>> begin

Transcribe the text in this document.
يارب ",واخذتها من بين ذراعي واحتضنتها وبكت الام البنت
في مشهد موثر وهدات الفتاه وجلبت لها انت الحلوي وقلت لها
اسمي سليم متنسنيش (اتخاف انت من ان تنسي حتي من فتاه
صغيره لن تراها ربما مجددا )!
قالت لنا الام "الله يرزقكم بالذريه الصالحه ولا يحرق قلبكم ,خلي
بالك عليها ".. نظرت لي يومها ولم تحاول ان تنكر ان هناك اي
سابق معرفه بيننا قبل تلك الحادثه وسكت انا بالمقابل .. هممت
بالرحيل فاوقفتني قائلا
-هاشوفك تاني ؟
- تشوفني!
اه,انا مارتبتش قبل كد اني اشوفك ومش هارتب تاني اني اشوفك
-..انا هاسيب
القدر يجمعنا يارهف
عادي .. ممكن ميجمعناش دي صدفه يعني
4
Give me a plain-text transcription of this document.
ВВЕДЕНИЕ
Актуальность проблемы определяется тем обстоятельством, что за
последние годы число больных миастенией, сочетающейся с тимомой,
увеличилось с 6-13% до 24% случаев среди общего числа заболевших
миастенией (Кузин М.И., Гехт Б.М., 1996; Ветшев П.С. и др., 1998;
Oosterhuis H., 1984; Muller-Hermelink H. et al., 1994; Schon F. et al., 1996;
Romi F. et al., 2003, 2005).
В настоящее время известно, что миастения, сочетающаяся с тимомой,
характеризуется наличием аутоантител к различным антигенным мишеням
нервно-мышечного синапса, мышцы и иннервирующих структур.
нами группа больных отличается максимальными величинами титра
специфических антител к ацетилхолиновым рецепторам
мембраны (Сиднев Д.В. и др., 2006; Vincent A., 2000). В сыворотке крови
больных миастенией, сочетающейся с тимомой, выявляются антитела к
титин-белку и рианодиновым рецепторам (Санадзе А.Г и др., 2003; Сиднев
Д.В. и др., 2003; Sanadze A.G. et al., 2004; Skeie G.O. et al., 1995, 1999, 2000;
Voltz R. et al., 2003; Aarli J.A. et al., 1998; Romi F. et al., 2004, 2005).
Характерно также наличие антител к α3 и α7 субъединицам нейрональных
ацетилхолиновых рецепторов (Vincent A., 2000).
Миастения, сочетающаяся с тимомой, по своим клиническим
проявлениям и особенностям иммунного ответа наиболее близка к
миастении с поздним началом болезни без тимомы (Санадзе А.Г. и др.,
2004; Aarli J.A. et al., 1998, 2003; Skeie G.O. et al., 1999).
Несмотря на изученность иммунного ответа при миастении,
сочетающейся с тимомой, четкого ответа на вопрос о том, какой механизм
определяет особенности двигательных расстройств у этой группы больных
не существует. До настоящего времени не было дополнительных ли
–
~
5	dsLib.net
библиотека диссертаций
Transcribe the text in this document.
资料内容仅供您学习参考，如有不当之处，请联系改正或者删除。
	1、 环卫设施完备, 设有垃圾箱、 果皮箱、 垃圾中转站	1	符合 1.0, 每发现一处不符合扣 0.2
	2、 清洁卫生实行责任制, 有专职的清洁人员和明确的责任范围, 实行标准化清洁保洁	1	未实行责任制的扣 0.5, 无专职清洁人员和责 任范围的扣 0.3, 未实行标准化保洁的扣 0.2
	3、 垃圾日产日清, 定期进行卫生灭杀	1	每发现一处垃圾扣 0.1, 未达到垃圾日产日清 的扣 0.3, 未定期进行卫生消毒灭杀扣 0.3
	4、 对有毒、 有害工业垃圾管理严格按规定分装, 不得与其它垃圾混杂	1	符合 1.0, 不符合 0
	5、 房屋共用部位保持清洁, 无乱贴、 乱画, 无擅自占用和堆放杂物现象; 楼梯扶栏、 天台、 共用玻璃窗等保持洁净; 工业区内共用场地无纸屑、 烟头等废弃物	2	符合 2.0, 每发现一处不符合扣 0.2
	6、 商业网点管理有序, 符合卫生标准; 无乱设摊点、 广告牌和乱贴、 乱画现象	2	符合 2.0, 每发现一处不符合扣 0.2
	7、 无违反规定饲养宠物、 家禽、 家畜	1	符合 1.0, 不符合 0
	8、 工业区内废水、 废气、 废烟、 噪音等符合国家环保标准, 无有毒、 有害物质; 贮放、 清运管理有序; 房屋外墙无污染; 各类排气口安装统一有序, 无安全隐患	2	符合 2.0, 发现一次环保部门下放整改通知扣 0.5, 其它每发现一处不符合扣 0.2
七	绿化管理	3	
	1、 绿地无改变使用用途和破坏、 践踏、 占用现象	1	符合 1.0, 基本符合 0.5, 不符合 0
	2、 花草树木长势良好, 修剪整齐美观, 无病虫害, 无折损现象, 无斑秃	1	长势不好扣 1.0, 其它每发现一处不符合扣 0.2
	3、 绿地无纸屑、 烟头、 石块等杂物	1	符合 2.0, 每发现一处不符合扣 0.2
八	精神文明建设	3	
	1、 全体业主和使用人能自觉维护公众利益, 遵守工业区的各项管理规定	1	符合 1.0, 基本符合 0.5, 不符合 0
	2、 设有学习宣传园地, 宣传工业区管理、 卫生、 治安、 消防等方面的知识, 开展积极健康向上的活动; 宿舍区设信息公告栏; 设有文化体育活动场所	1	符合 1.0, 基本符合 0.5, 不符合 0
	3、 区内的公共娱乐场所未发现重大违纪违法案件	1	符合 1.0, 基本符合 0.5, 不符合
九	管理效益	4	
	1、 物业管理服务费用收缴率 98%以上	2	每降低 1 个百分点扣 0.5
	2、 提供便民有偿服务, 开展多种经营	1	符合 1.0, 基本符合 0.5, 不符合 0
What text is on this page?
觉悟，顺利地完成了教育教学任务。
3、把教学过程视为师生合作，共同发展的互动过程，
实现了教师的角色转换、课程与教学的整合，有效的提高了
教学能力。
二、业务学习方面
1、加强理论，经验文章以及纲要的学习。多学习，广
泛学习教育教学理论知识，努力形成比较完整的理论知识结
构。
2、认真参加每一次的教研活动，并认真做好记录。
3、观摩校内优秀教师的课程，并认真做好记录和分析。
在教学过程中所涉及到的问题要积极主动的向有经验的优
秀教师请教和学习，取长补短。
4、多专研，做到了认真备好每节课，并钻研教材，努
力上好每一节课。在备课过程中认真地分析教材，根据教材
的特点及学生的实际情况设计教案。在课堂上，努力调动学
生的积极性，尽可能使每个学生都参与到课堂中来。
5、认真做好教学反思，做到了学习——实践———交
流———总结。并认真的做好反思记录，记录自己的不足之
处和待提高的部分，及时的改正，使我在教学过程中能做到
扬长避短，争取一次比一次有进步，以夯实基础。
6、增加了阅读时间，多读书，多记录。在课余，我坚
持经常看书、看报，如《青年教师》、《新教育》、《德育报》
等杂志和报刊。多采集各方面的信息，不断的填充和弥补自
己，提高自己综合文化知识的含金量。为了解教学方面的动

>> end

## EXERCISE TASK
Starting with the line that contains "What text is on this page?", output every line through the end of the listing above, unchanged.

## ANSWER TO THIS PROBLEM
What text is on this page?
觉悟，顺利地完成了教育教学任务。
3、把教学过程视为师生合作，共同发展的互动过程，
实现了教师的角色转换、课程与教学的整合，有效的提高了
教学能力。
二、业务学习方面
1、加强理论，经验文章以及纲要的学习。多学习，广
泛学习教育教学理论知识，努力形成比较完整的理论知识结
构。
2、认真参加每一次的教研活动，并认真做好记录。
3、观摩校内优秀教师的课程，并认真做好记录和分析。
在教学过程中所涉及到的问题要积极主动的向有经验的优
秀教师请教和学习，取长补短。
4、多专研，做到了认真备好每节课，并钻研教材，努
力上好每一节课。在备课过程中认真地分析教材，根据教材
的特点及学生的实际情况设计教案。在课堂上，努力调动学
生的积极性，尽可能使每个学生都参与到课堂中来。
5、认真做好教学反思，做到了学习——实践———交
流———总结。并认真的做好反思记录，记录自己的不足之
处和待提高的部分，及时的改正，使我在教学过程中能做到
扬长避短，争取一次比一次有进步，以夯实基础。
6、增加了阅读时间，多读书，多记录。在课余，我坚
持经常看书、看报，如《青年教师》、《新教育》、《德育报》
等杂志和报刊。多采集各方面的信息，不断的填充和弥补自
己，提高自己综合文化知识的含金量。为了解教学方面的动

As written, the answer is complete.